▶ **PROBLEM**: Locate the lines of the listing below that hold "text", then copy each of them.

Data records
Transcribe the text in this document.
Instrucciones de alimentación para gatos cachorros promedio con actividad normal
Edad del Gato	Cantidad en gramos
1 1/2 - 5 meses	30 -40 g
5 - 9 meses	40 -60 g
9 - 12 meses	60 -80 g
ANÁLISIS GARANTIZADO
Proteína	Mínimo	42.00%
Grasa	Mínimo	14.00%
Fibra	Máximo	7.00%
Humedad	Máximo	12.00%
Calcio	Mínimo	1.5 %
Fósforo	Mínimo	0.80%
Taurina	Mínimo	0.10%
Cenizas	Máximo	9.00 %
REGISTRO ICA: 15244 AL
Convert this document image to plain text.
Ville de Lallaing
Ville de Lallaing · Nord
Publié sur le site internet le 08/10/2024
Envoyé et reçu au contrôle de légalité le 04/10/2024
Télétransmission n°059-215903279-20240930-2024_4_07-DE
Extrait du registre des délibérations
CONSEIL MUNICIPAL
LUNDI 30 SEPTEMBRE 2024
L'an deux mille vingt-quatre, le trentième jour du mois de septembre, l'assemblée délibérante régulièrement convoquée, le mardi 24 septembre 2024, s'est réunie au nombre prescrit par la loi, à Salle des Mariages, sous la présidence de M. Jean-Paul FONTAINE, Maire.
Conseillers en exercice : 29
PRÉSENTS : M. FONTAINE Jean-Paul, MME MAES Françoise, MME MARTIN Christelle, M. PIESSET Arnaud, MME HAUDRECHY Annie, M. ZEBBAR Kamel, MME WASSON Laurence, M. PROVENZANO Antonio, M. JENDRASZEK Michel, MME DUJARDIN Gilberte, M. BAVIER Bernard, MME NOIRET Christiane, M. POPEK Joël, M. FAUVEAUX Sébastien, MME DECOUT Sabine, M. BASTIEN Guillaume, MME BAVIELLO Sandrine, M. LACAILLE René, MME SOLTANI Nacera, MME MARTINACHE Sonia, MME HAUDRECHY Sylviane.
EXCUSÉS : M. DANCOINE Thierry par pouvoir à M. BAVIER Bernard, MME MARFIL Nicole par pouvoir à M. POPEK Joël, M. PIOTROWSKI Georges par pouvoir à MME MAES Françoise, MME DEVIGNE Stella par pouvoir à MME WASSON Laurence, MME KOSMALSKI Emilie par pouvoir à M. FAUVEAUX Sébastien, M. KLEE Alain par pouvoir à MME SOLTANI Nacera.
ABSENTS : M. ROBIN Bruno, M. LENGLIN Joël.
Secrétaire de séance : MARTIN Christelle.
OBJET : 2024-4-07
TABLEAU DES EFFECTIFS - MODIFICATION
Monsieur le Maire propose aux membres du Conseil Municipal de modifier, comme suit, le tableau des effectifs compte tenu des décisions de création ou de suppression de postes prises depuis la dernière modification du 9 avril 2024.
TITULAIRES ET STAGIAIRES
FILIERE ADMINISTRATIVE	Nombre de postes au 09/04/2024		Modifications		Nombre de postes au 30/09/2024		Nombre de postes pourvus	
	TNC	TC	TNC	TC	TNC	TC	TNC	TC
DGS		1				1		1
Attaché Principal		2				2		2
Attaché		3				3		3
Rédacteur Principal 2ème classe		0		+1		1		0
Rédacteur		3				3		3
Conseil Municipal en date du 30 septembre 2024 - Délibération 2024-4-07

▶ **TASK RESULT**:
Transcribe the text in this document.
Convert this document image to plain text.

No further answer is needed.